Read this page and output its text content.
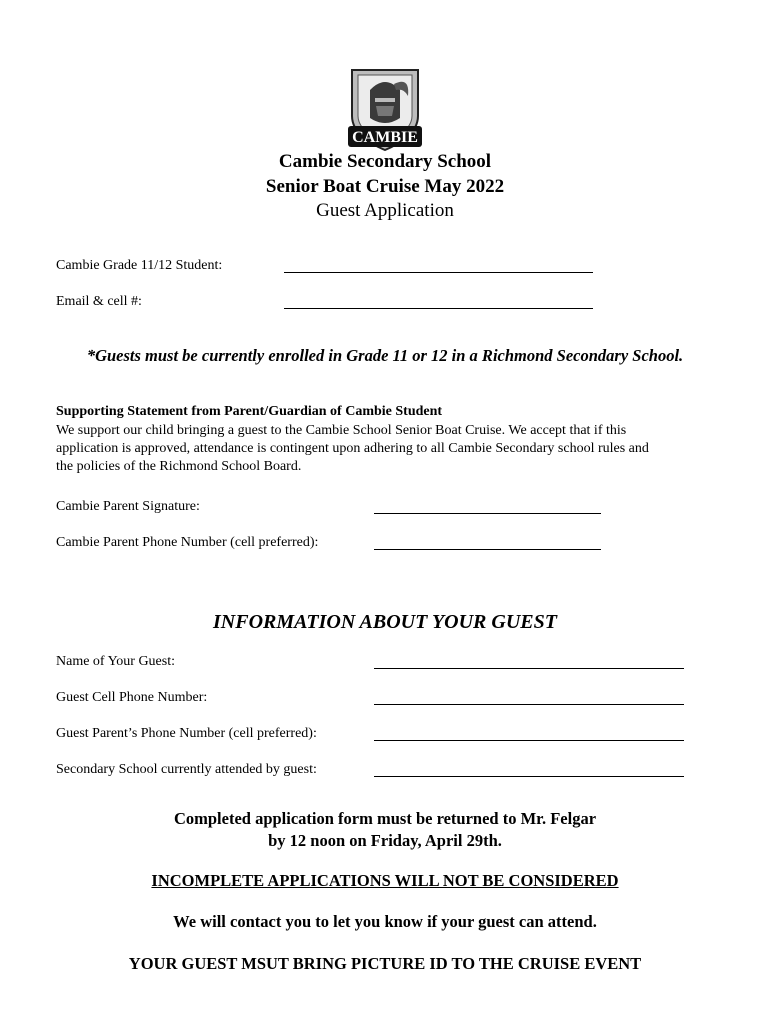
CAMBIE
Cambie Secondary School
Senior Boat Cruise May 2022
Guest Application
Cambie Grade 11/12 Student:
Email & cell #:
*Guests must be currently enrolled in Grade 11 or 12 in a Richmond Secondary School.
Supporting Statement from Parent/Guardian of Cambie Student
We support our child bringing a guest to the Cambie School Senior Boat Cruise. We accept that if this
application is approved, attendance is contingent upon adhering to all Cambie Secondary school rules and
the policies of the Richmond School Board.
Cambie Parent Signature:
Cambie Parent Phone Number (cell preferred):
INFORMATION ABOUT YOUR GUEST
Name of Your Guest:
Guest Cell Phone Number:
Guest Parent’s Phone Number (cell preferred):
Secondary School currently attended by guest:
Completed application form must be returned to Mr. Felgar
by 12 noon on Friday, April 29th.
INCOMPLETE APPLICATIONS WILL NOT BE CONSIDERED
We will contact you to let you know if your guest can attend.
YOUR GUEST MSUT BRING PICTURE ID TO THE CRUISE EVENT
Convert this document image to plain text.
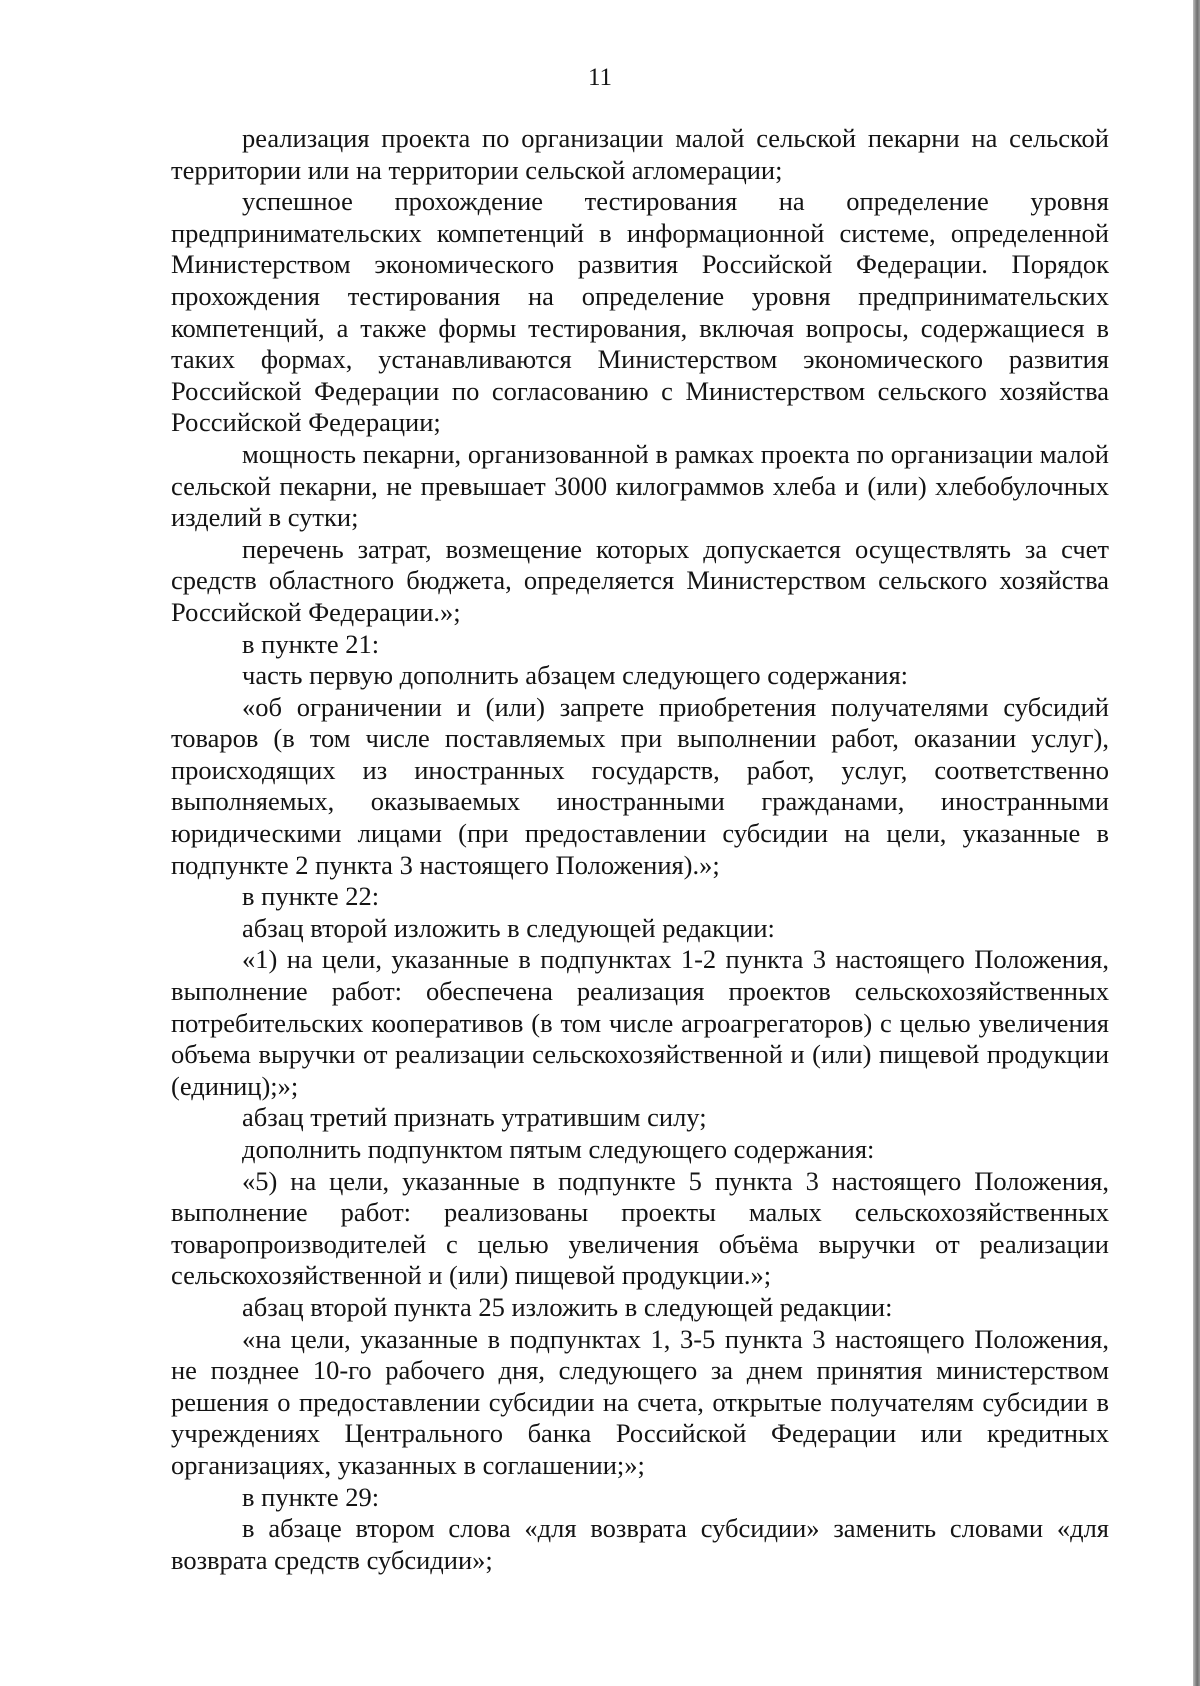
11

реализация проекта по организации малой сельской пекарни на сельской территории или на территории сельской агломерации;

успешное прохождение тестирования на определение уровня предпринимательских компетенций в информационной системе, определенной Министерством экономического развития Российской Федерации. Порядок прохождения тестирования на определение уровня предпринимательских компетенций, а также формы тестирования, включая вопросы, содержащиеся в таких формах, устанавливаются Министерством экономического развития Российской Федерации по согласованию с Министерством сельского хозяйства Российской Федерации;

мощность пекарни, организованной в рамках проекта по организации малой сельской пекарни, не превышает 3000 килограммов хлеба и (или) хлебобулочных изделий в сутки;

перечень затрат, возмещение которых допускается осуществлять за счет средств областного бюджета, определяется Министерством сельского хозяйства Российской Федерации.»;

в пункте 21:

часть первую дополнить абзацем следующего содержания:

«об ограничении и (или) запрете приобретения получателями субсидий товаров (в том числе поставляемых при выполнении работ, оказании услуг), происходящих из иностранных государств, работ, услуг, соответственно выполняемых, оказываемых иностранными гражданами, иностранными юридическими лицами (при предоставлении субсидии на цели, указанные в подпункте 2 пункта 3 настоящего Положения).»;

в пункте 22:

абзац второй изложить в следующей редакции:

«1) на цели, указанные в подпунктах 1-2 пункта 3 настоящего Положения, выполнение работ: обеспечена реализация проектов сельскохозяйственных потребительских кооперативов (в том числе агроагрегаторов) с целью увеличения объема выручки от реализации сельскохозяйственной и (или) пищевой продукции (единиц);»;

абзац третий признать утратившим силу;

дополнить подпунктом пятым следующего содержания:

«5) на цели, указанные в подпункте 5 пункта 3 настоящего Положения, выполнение работ: реализованы проекты малых сельскохозяйственных товаропроизводителей с целью увеличения объёма выручки от реализации сельскохозяйственной и (или) пищевой продукции.»;

абзац второй пункта 25 изложить в следующей редакции:

«на цели, указанные в подпунктах 1, 3-5 пункта 3 настоящего Положения, не позднее 10-го рабочего дня, следующего за днем принятия министерством решения о предоставлении субсидии на счета, открытые получателям субсидии в учреждениях Центрального банка Российской Федерации или кредитных организациях, указанных в соглашении;»;

в пункте 29:

в абзаце втором слова «для возврата субсидии» заменить словами «для возврата средств субсидии»;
⁂
WHAT YOU HAVE TO DO: Strip out the pictures and quote the remaining data word for word.

TASK OUTPUT:
Read this page and output its text content.
CAMBIE
Cambie Secondary School
Senior Boat Cruise May 2022
Guest Application
Cambie Grade 11/12 Student:
Email & cell #:
*Guests must be currently enrolled in Grade 11 or 12 in a Richmond Secondary School.
Supporting Statement from Parent/Guardian of Cambie Student
We support our child bringing a guest to the Cambie School Senior Boat Cruise. We accept that if this
application is approved, attendance is contingent upon adhering to all Cambie Secondary school rules and
the policies of the Richmond School Board.
Cambie Parent Signature:
Cambie Parent Phone Number (cell preferred):
INFORMATION ABOUT YOUR GUEST
Name of Your Guest:
Guest Cell Phone Number:
Guest Parent’s Phone Number (cell preferred):
Secondary School currently attended by guest:
Completed application form must be returned to Mr. Felgar
by 12 noon on Friday, April 29th.
INCOMPLETE APPLICATIONS WILL NOT BE CONSIDERED
We will contact you to let you know if your guest can attend.
YOUR GUEST MSUT BRING PICTURE ID TO THE CRUISE EVENT
Convert this document image to plain text.
11

реализация проекта по организации малой сельской пекарни на сельской территории или на территории сельской агломерации;

успешное прохождение тестирования на определение уровня предпринимательских компетенций в информационной системе, определенной Министерством экономического развития Российской Федерации. Порядок прохождения тестирования на определение уровня предпринимательских компетенций, а также формы тестирования, включая вопросы, содержащиеся в таких формах, устанавливаются Министерством экономического развития Российской Федерации по согласованию с Министерством сельского хозяйства Российской Федерации;

мощность пекарни, организованной в рамках проекта по организации малой сельской пекарни, не превышает 3000 килограммов хлеба и (или) хлебобулочных изделий в сутки;

перечень затрат, возмещение которых допускается осуществлять за счет средств областного бюджета, определяется Министерством сельского хозяйства Российской Федерации.»;

в пункте 21:

часть первую дополнить абзацем следующего содержания:

«об ограничении и (или) запрете приобретения получателями субсидий товаров (в том числе поставляемых при выполнении работ, оказании услуг), происходящих из иностранных государств, работ, услуг, соответственно выполняемых, оказываемых иностранными гражданами, иностранными юридическими лицами (при предоставлении субсидии на цели, указанные в подпункте 2 пункта 3 настоящего Положения).»;

в пункте 22:

абзац второй изложить в следующей редакции:

«1) на цели, указанные в подпунктах 1-2 пункта 3 настоящего Положения, выполнение работ: обеспечена реализация проектов сельскохозяйственных потребительских кооперативов (в том числе агроагрегаторов) с целью увеличения объема выручки от реализации сельскохозяйственной и (или) пищевой продукции (единиц);»;

абзац третий признать утратившим силу;

дополнить подпунктом пятым следующего содержания:

«5) на цели, указанные в подпункте 5 пункта 3 настоящего Положения, выполнение работ: реализованы проекты малых сельскохозяйственных товаропроизводителей с целью увеличения объёма выручки от реализации сельскохозяйственной и (или) пищевой продукции.»;

абзац второй пункта 25 изложить в следующей редакции:

«на цели, указанные в подпунктах 1, 3-5 пункта 3 настоящего Положения, не позднее 10-го рабочего дня, следующего за днем принятия министерством решения о предоставлении субсидии на счета, открытые получателям субсидии в учреждениях Центрального банка Российской Федерации или кредитных организациях, указанных в соглашении;»;

в пункте 29:

в абзаце втором слова «для возврата субсидии» заменить словами «для возврата средств субсидии»;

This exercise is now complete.